Textauszug —
In den letzten zwanzig Jahren, sind die frühneuzeitlichen Kontakte zwischen dem Osmanischen Reich und den Ländern unter der Herrschaft lateinisch-christlicher Fürsten vermehrt in den Fokus historischer und kunsthistorischer Forschung geraten. Entlang der zugrundeliegenden Prämissen lassen sich die entstandenen Arbeiten grob in zwei Kategorien unterteilen. Auf der einen Seite ein Durchdringungsmodell, das sich vor allem für die Zirkulation von Gütern, Kenntnissen und Akteuren interessiert und dabei nach beidseitigen kulturellen Anverwandlungen fragt.[1] Auf der anderen Seite ein Konfrontationsmodell, das vor allem kollektive Identitäten und die damit einhergehenden Aus- und Abgrenzungsprozesse thematisiert. Hier stehen frühneuzeitliche Begegnungen mit dem Osmanischen Reich unter der Perspektive von Selbstbildung sowie Feind- und Fremdbildkonstruktionen im Mittelpunkt.[2]
Karen-edis Barzmans Monographie „The Limits of Identity“. gehört eindeutig der zweiten Kategorie an. Der Kunsthistorikerin und Italianistin geht es in ihrer Studie vor allem um die venezianischen Abgrenzungsinszenierungen gegenüber dem osmanischen Reich und um die damit verbundene Herausbildung einer frühneuzeitlich-kollektiven ‚venezianità‘. Weit mehr als durch andere Nachbarn, so ihre Grundannahme, sei Venedigs kollektives Selbstbild durch Differenzinszenierungen gegenüber dem osmanischen Reich bestimmt gewesen.

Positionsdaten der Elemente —
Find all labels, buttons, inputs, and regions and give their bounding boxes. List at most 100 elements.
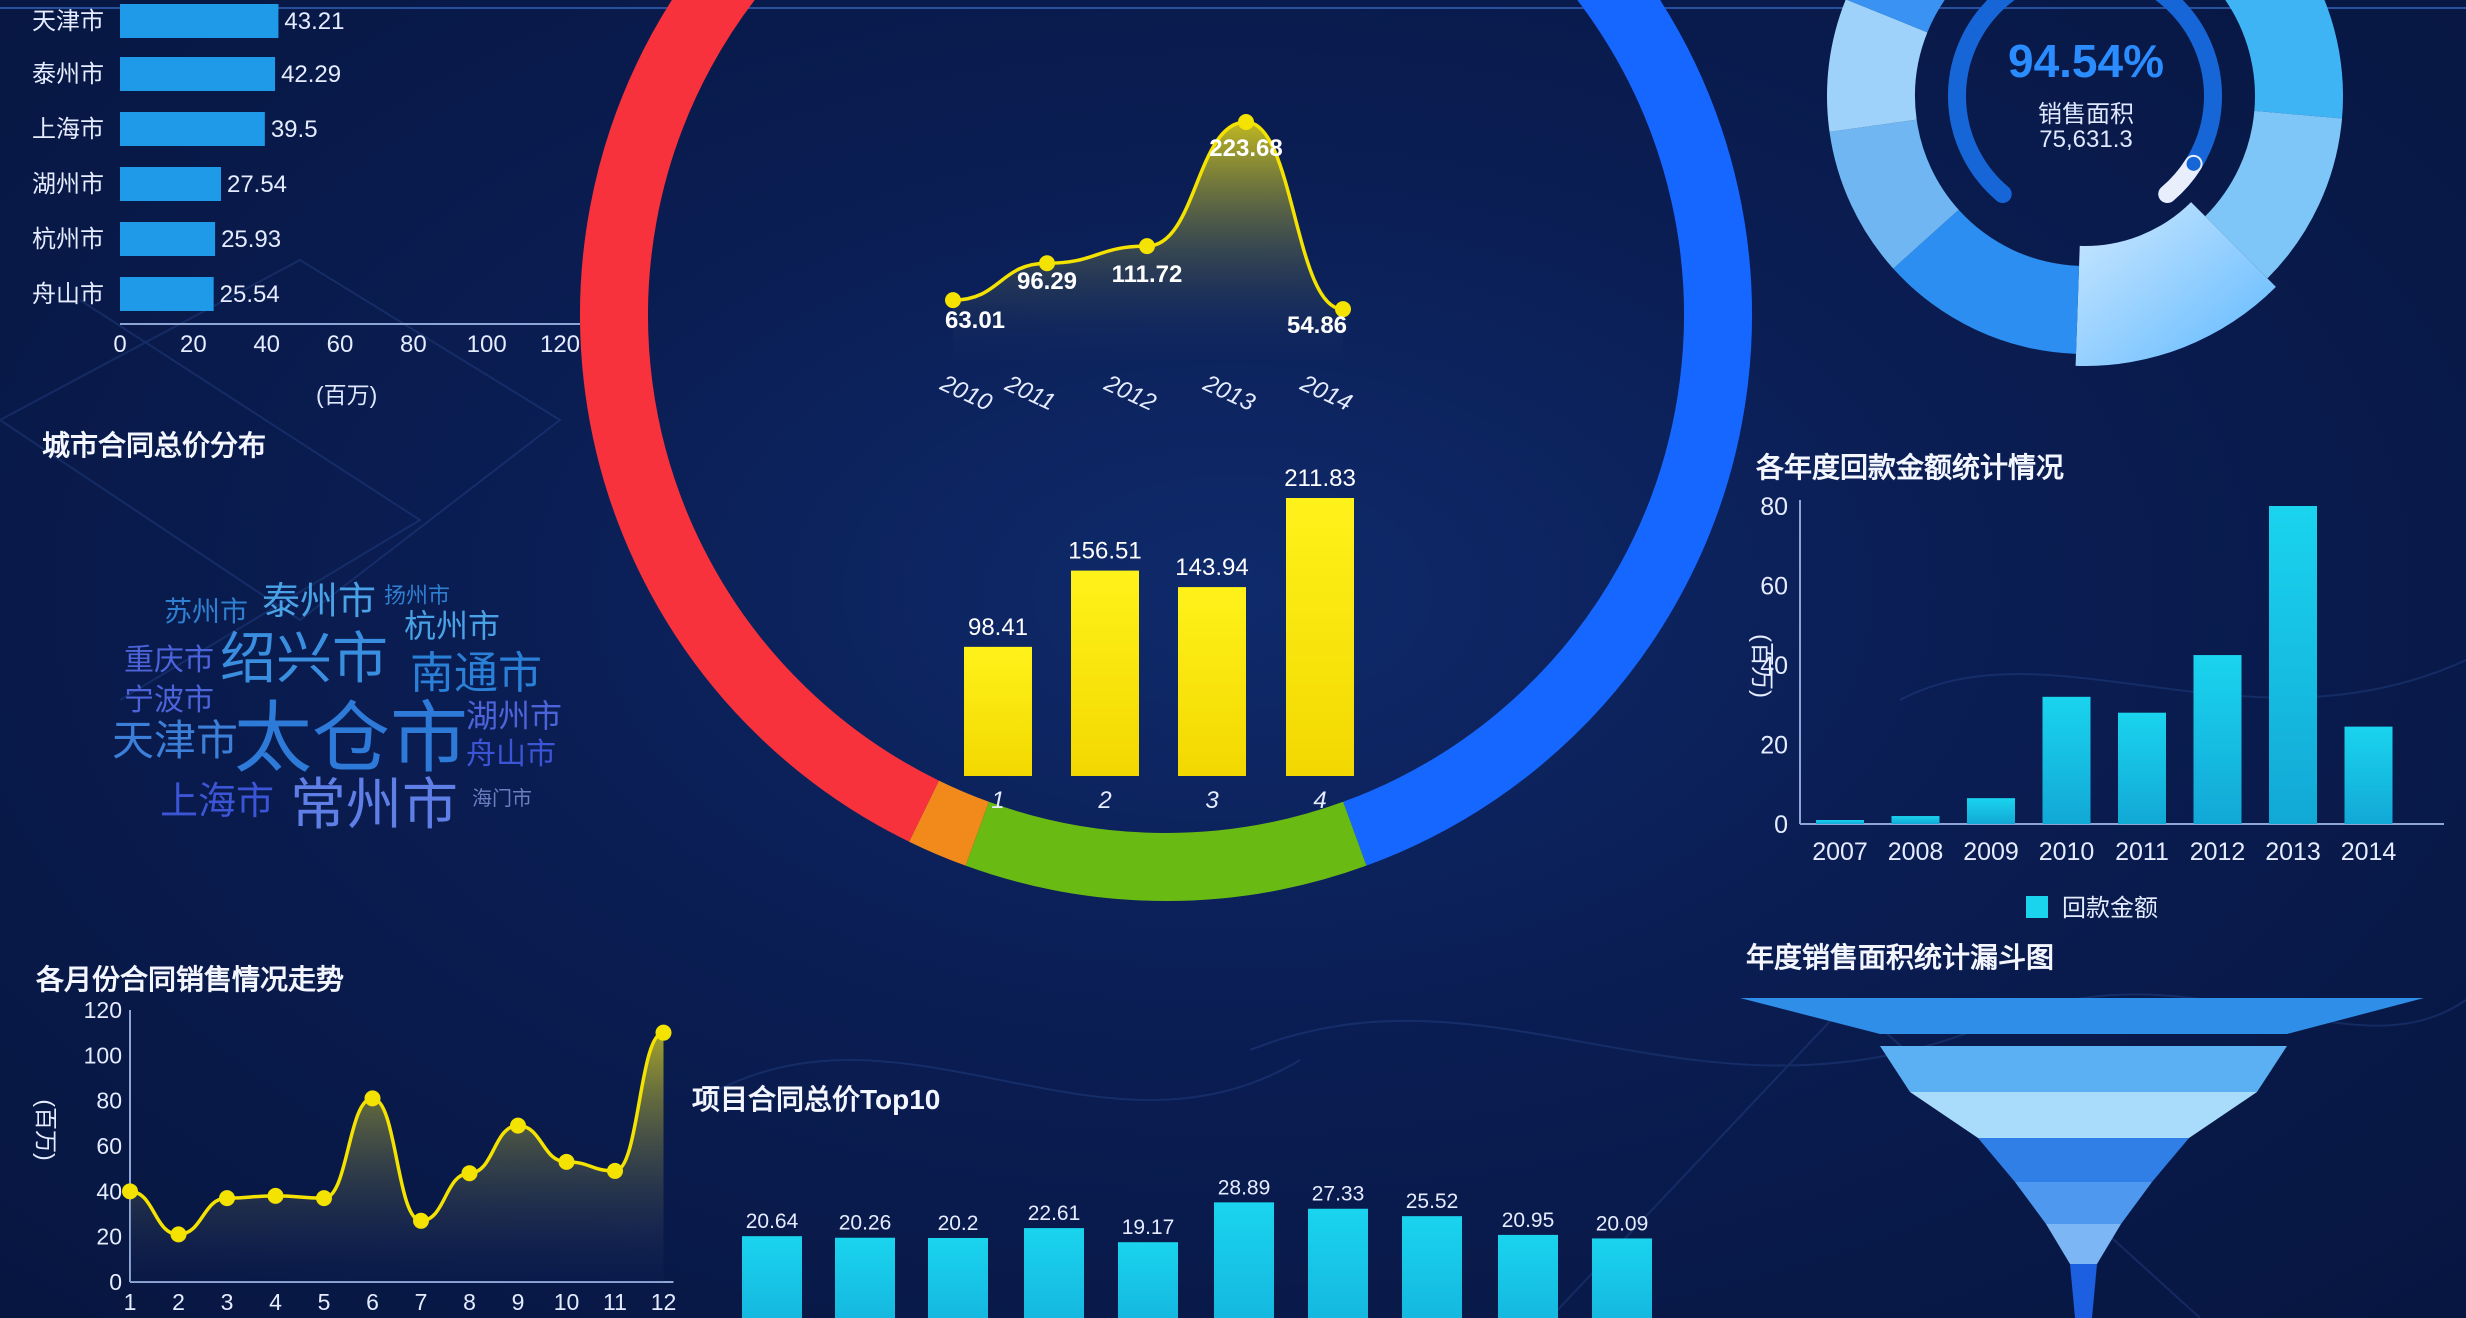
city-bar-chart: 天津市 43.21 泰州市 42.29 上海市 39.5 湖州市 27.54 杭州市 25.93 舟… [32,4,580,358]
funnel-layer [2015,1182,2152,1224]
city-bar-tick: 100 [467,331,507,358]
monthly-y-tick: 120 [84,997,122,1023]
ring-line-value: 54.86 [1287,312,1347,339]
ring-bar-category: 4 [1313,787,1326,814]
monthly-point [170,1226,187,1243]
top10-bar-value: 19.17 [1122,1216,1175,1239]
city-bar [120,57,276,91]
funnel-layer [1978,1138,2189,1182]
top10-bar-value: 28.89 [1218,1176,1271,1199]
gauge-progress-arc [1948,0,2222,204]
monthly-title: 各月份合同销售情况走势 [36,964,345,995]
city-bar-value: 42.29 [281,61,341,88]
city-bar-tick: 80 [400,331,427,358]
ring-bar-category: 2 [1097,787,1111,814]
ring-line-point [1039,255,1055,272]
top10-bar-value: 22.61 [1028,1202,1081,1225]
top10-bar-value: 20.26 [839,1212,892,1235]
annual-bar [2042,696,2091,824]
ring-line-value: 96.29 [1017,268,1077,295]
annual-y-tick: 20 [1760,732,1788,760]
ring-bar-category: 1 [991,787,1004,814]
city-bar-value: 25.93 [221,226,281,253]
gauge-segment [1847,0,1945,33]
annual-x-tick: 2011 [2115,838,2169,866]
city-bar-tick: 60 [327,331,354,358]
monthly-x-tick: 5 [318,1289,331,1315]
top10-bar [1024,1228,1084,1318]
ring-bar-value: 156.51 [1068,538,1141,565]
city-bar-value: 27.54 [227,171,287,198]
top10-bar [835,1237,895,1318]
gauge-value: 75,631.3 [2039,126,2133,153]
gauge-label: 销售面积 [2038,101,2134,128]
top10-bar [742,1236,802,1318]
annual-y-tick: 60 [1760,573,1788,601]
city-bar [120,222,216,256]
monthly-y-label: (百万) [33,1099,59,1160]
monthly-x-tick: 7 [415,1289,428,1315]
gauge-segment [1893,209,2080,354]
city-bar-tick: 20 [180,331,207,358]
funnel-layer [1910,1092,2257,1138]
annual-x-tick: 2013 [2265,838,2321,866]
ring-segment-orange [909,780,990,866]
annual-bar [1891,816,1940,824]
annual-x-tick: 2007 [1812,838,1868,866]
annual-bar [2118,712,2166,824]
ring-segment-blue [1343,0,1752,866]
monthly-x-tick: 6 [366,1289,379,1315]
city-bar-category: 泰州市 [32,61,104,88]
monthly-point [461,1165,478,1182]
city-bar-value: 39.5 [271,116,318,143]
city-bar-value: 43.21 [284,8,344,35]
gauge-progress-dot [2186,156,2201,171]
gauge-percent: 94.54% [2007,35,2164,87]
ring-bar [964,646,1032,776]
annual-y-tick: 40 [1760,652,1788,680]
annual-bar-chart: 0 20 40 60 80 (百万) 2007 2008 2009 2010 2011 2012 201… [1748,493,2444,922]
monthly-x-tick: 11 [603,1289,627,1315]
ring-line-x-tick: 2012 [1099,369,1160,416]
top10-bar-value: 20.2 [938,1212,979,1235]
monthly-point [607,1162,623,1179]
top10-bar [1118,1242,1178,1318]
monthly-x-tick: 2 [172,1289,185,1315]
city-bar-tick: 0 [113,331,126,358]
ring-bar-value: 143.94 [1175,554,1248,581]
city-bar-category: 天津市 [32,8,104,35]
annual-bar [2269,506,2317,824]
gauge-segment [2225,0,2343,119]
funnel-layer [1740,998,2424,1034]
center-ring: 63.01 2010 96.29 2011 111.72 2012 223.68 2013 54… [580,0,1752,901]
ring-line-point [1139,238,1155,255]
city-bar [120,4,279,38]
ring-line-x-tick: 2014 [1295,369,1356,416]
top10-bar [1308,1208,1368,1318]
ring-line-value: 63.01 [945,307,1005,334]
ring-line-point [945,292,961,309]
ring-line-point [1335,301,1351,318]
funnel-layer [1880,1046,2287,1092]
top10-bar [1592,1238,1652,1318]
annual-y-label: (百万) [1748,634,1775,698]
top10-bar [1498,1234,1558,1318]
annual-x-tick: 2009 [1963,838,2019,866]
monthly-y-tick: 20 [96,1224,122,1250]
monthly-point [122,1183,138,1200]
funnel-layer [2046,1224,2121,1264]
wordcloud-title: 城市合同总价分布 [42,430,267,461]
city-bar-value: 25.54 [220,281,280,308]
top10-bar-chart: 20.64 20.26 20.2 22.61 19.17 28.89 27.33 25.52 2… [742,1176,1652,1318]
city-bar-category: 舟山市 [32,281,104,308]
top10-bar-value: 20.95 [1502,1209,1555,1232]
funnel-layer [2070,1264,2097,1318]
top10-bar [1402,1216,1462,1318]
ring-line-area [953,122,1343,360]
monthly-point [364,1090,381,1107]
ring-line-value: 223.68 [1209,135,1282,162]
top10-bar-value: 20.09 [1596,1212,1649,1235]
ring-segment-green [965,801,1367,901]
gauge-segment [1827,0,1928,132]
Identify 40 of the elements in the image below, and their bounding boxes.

Aufgaben —
a) Welche Dinge nennt der Textauszug, deren Zirkulation das Durchdringungsmodell vor allem interessiert? Zähle sie alle auf.
b) Setze den Textauszug über Barzmans Studie zur venezianischen Abgrenzung gegenüber dem Osmanischen Reich nach seinem letzten Satz fort.
Die Auflistung ist eigenständiges Material und gehört nicht zum Textauszug.

Ergebnisse je Aufgabe —
a) Güter, Kenntnisse, Akteure

b)
Der originelle Ansatz der Autorin besteht dabei vor allem darin, dieser an sich wenig neuen Grundthese anhand eines ungewöhnlichen Themas nachzugehen. Barzman rückt vor allem Bild- und Textdiskurse um Enthauptungen in den Mittelpunkt und deutet sie konsequent im Horizont venezianischer Identitäts- und Alteritätskonstruktionen. Mittels detaillierter Text- und Bildanalysen gelingt es ihr zu zeigen, dass diese Praktiken in Venedig höchst unterschiedlich bewertet wurden. Je nach Kontext wurden sie mal als grausame und barbarische Akte osmanischer Gewalt- und Willkürherrschaft, mal als notwendige und gerechte Strafen innerhalb des venezianischen Gemeinwesens aufgefasst. Mit Blick auf Dalmatien und den Kampf der dort ansässigen ‚morlacchi‘ gegen die Türken wird abschließend die Ambivalenz venezianischer Alteritätskonstruktionen aufgezeigt. Methodisch unterfüttert werden diese Analysen durch poststrukturalistische Ansätze aus dem Bereich der Psychoanalyse (Lacan) und der französischen Literaturwissenschaft (Barthes).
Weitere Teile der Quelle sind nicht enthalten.